◆ **What is being asked**:
In the listing below, locate the lines that hold "this" and copy them.

+++ Dataset rows

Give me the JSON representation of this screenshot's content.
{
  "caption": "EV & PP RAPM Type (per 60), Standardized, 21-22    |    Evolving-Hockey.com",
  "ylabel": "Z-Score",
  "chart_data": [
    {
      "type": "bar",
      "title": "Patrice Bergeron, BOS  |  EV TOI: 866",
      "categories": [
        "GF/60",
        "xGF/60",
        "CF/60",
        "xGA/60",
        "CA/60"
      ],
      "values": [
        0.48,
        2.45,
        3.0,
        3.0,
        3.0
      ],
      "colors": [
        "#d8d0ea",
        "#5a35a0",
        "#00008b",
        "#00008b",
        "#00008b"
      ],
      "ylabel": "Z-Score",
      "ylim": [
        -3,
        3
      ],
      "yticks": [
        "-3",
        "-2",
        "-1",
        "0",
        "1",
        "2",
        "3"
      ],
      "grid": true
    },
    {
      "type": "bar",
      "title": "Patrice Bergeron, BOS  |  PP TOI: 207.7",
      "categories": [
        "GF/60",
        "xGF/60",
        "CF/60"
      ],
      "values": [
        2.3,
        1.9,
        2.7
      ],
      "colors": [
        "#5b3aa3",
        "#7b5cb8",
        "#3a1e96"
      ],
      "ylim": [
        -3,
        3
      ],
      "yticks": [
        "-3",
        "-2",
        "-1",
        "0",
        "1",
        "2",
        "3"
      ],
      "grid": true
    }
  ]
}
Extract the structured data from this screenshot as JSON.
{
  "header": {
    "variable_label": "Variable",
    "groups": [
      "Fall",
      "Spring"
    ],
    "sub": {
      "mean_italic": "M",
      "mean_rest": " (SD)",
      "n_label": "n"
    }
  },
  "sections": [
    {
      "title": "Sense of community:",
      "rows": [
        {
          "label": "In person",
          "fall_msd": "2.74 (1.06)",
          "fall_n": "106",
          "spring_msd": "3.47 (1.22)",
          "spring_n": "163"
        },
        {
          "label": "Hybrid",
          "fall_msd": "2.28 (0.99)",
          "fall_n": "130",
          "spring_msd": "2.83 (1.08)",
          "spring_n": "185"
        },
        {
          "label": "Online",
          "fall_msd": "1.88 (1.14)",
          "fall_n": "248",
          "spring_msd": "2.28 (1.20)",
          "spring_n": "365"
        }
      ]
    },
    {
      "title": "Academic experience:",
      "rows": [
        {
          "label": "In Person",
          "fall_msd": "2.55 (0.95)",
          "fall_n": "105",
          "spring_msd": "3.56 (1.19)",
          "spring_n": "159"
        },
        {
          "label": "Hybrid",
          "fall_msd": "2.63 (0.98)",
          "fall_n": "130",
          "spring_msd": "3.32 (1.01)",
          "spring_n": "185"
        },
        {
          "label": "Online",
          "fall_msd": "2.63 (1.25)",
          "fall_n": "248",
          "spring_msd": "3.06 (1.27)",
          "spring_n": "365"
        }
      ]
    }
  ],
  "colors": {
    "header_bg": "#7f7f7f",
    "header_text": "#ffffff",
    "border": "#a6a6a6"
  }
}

++++++

◆ **Expected answer**:
Give me the JSON representation of this screenshot's content.
Extract the structured data from this screenshot as JSON.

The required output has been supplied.